# GIVEN EXERCISE
Wherever the string "влияние" appears, copy the whole line.
* * * * * * * * *
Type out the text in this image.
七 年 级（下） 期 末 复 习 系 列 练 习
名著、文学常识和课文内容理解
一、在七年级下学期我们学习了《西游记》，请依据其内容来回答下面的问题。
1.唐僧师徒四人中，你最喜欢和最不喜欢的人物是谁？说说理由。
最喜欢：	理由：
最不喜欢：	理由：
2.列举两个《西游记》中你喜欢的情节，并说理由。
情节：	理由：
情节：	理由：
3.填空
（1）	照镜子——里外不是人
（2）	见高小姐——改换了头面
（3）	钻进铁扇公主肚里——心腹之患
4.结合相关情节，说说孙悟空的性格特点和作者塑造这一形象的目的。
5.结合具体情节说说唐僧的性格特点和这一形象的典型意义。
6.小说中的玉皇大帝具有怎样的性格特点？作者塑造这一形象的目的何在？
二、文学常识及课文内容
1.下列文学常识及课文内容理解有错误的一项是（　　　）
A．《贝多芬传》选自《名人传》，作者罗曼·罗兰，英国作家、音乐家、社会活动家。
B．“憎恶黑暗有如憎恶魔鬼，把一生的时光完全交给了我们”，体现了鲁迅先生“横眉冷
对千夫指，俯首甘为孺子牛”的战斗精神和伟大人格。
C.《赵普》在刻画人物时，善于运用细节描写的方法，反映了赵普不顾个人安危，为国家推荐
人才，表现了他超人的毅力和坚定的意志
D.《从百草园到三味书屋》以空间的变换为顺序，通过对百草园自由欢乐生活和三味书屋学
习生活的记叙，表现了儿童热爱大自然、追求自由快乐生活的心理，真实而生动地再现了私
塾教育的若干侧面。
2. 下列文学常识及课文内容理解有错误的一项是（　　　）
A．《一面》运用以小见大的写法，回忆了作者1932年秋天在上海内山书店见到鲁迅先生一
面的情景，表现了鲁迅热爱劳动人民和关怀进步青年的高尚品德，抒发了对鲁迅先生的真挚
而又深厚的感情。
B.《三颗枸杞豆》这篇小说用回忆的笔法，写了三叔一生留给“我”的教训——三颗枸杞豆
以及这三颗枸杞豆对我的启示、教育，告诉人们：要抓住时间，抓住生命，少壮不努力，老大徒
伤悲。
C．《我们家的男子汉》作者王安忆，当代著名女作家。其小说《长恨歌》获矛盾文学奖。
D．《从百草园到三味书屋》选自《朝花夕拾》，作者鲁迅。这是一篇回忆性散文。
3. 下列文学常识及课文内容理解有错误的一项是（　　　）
* * * * * * * * *
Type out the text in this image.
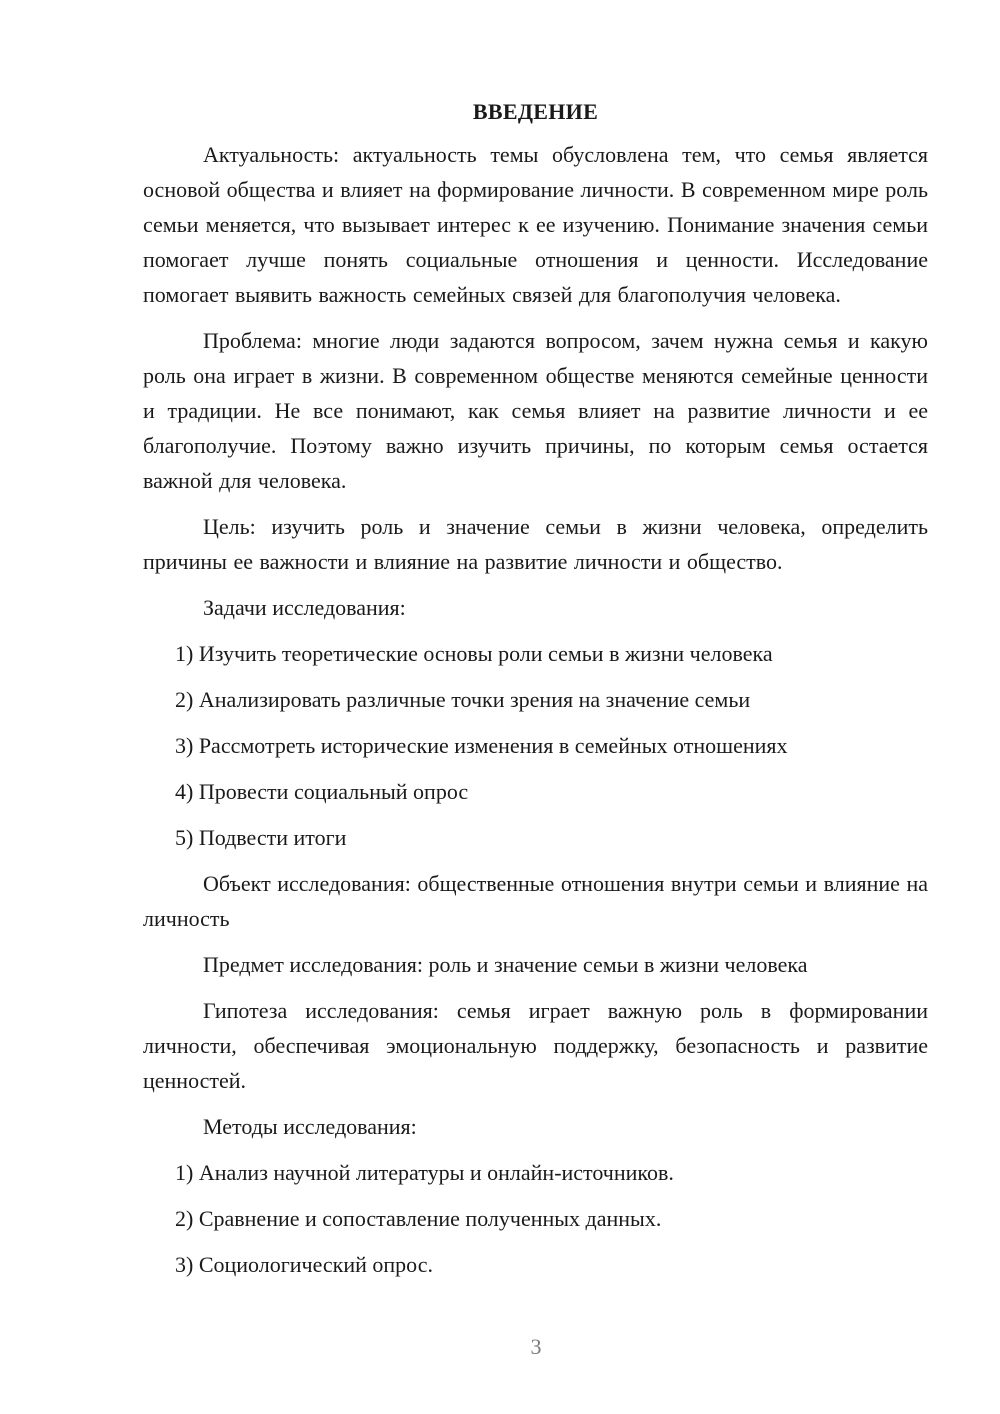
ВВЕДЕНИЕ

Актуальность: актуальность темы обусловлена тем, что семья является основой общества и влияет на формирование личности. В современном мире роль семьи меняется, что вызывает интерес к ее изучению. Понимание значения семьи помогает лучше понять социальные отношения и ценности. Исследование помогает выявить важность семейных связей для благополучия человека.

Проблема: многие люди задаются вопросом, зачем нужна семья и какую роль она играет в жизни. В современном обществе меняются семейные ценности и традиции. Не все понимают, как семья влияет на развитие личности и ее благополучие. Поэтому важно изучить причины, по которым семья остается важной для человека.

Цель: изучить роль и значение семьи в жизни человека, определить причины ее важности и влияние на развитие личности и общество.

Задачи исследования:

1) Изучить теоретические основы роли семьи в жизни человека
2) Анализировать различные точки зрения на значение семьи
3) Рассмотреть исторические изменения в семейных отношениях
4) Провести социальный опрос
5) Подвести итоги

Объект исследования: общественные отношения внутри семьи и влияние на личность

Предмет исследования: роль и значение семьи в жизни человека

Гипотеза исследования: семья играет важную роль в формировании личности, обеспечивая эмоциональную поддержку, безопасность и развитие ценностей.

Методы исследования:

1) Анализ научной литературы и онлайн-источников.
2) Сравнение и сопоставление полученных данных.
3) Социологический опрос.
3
* * * * * * * * *
# SOLUTION
Цель: изучить роль и значение семьи в жизни человека, определить причины ее важности и влияние на развитие личности и общество.
Объект исследования: общественные отношения внутри семьи и влияние на личность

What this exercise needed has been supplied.